## begin

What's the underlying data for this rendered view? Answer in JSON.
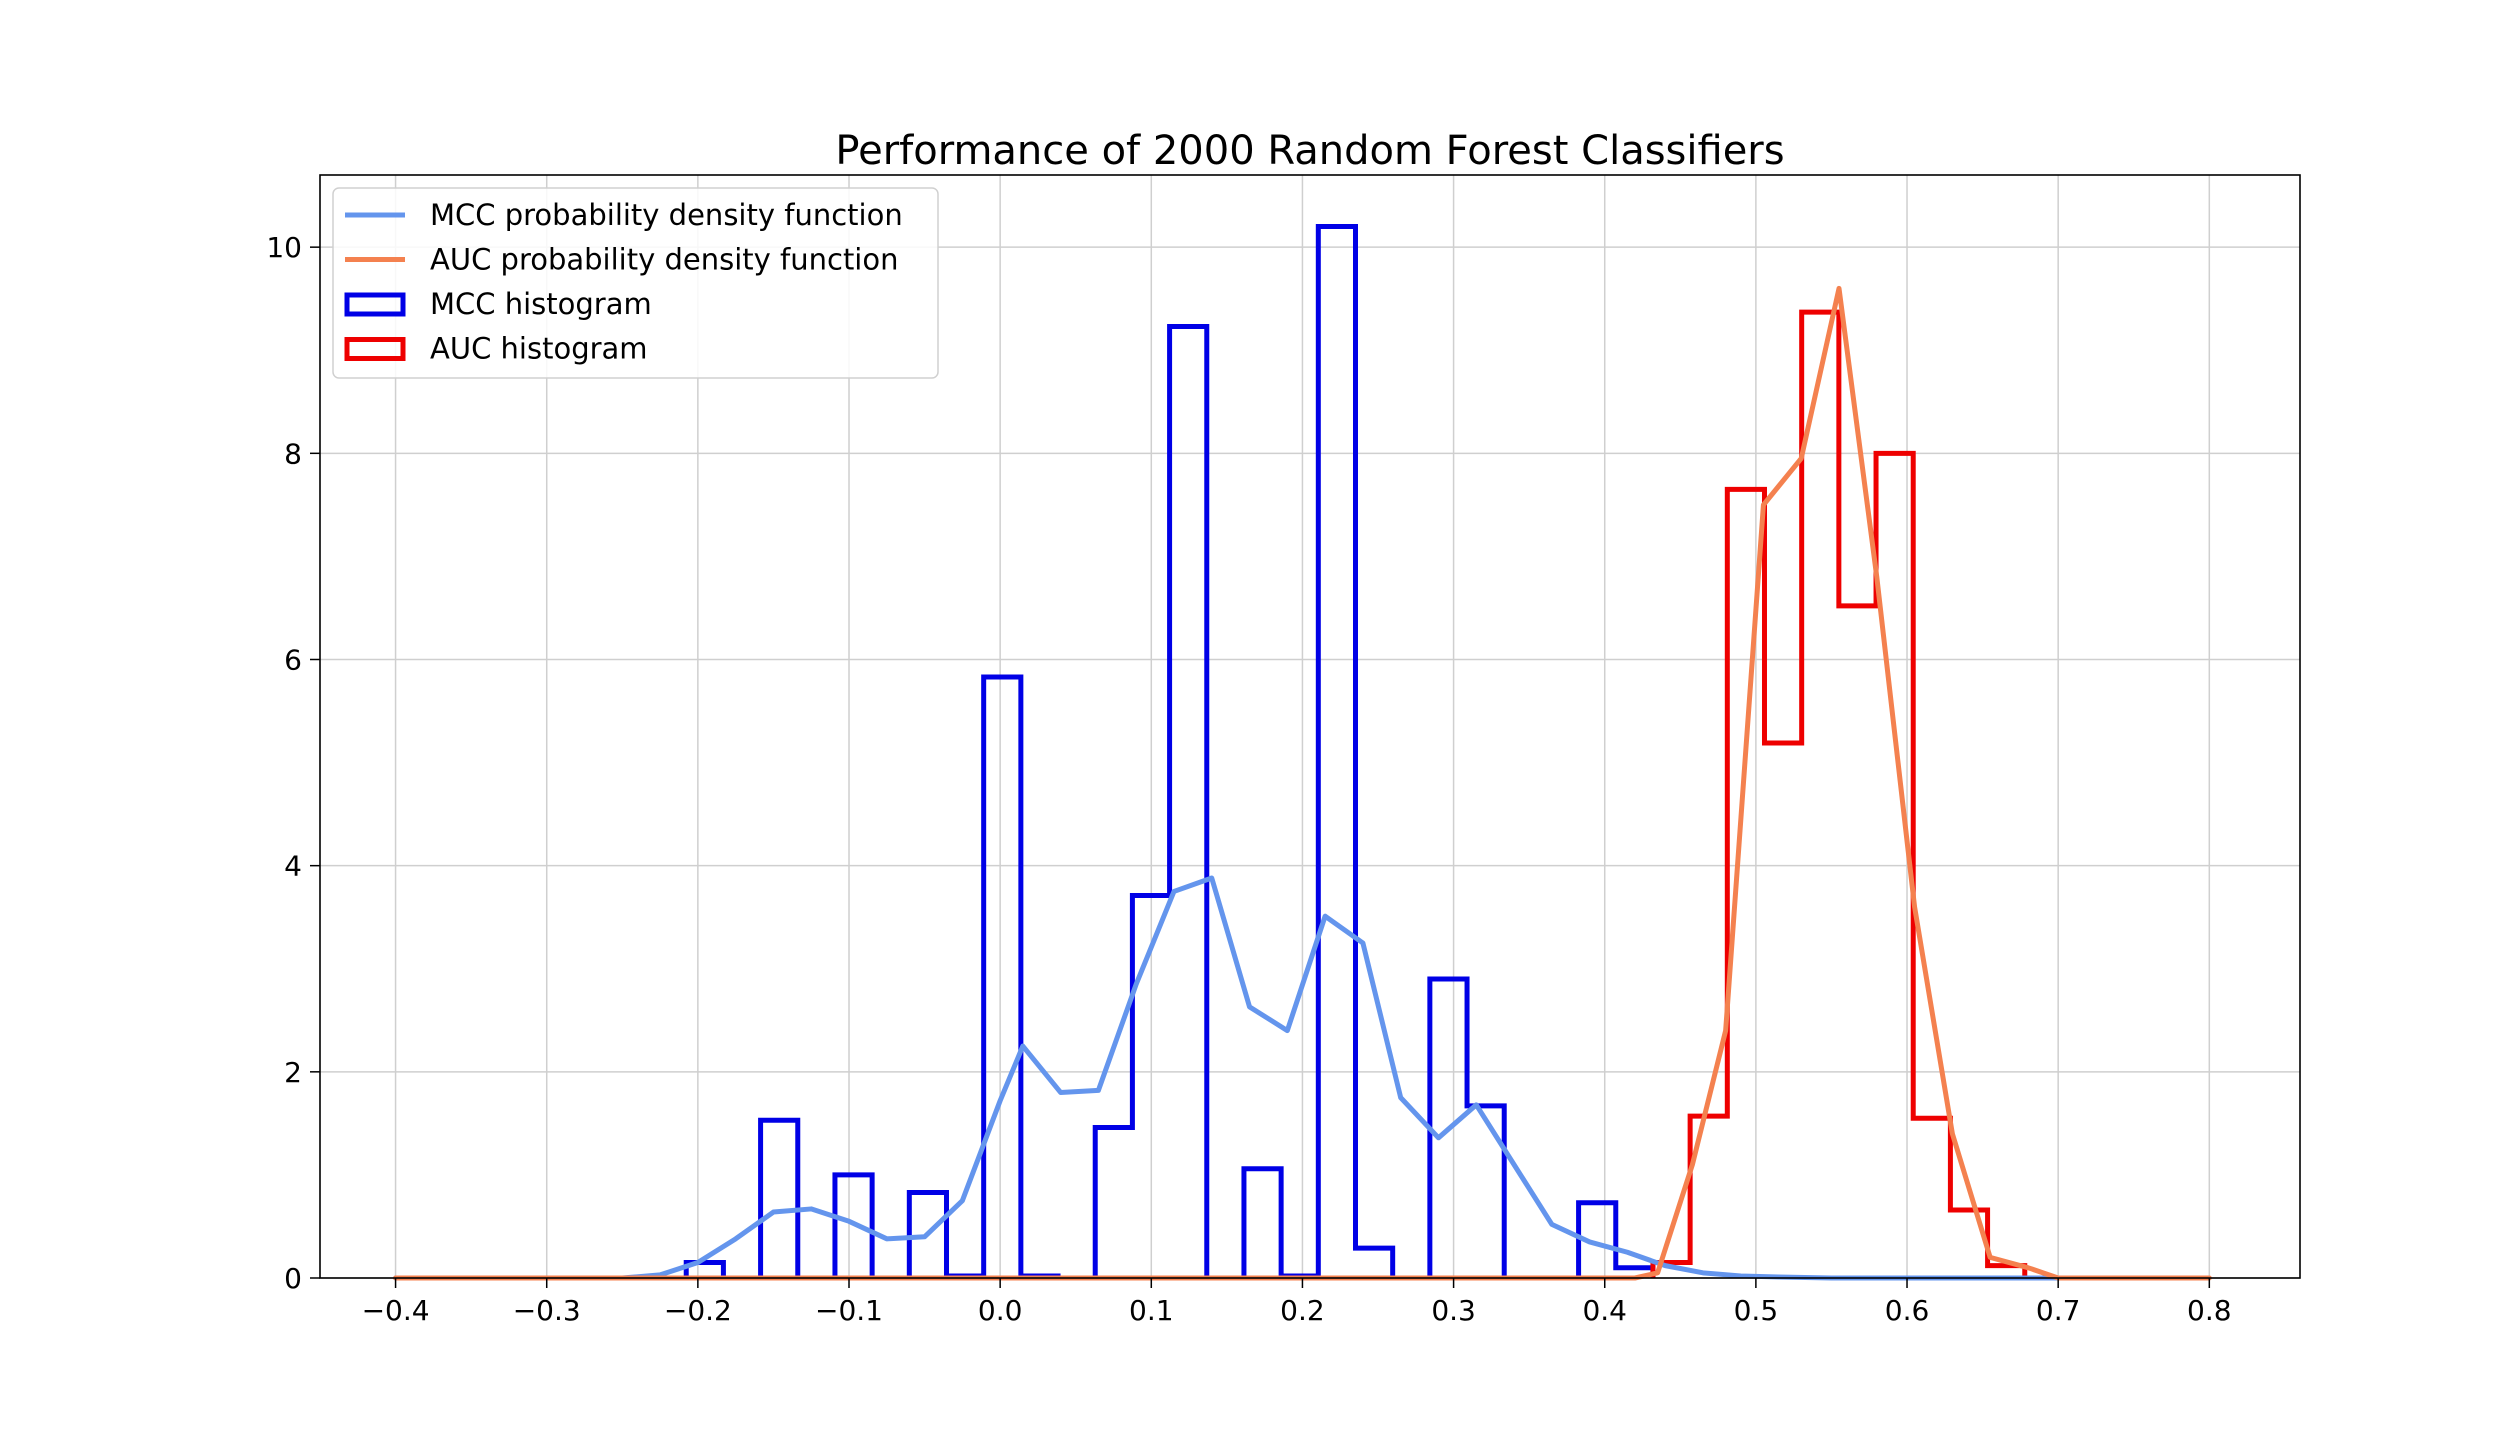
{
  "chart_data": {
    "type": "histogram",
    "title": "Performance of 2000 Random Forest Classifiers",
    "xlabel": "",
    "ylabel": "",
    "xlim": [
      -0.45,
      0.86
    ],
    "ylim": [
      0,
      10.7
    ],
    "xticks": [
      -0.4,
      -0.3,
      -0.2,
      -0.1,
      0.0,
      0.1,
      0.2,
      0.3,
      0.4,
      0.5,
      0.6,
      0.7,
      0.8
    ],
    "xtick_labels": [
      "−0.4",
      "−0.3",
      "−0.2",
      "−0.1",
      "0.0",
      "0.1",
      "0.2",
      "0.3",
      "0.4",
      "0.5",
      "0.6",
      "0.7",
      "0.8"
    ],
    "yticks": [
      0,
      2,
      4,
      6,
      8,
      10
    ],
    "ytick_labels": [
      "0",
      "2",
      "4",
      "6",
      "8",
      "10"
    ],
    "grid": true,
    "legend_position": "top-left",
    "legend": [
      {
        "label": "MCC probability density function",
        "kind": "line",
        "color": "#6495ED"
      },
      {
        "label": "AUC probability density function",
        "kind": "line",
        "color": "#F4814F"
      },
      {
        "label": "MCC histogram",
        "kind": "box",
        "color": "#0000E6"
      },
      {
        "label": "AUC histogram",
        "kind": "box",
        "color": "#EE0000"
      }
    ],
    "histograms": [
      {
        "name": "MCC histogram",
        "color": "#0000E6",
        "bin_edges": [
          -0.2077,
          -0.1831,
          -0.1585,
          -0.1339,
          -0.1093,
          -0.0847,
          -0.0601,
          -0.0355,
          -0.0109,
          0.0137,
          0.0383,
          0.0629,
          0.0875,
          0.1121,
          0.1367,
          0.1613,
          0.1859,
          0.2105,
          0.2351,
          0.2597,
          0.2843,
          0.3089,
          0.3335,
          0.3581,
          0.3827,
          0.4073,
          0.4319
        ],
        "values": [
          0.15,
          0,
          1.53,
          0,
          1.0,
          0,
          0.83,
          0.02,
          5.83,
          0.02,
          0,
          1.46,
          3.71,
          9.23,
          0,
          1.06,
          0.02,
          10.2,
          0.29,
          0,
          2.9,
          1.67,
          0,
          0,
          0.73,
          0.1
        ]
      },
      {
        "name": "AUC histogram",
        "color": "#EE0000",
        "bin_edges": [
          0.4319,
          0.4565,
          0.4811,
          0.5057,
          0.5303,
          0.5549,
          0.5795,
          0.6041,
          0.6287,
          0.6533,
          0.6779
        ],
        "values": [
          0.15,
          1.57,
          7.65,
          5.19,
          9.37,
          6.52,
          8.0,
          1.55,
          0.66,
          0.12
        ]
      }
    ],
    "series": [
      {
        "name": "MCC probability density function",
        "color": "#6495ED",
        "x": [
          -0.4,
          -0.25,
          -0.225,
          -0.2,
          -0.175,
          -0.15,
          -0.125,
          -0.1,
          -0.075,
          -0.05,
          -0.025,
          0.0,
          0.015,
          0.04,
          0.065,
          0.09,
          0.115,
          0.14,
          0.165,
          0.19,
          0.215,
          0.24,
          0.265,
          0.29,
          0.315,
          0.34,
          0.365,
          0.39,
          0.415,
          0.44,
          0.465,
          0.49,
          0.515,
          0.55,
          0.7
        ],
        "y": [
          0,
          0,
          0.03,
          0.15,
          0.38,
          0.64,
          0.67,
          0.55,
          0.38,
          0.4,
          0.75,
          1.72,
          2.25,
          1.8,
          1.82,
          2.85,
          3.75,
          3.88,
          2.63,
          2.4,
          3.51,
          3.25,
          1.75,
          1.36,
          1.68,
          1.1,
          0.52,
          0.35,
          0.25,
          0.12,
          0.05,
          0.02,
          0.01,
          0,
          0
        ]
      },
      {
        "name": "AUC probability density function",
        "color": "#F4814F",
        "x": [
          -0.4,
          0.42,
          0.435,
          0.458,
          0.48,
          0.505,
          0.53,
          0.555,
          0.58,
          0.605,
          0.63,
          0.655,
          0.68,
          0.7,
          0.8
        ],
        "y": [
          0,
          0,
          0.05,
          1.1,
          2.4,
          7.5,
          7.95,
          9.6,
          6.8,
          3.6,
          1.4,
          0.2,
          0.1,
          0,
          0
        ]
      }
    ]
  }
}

## end

State the count of lines with the word "name" in them, and write nothing else.

4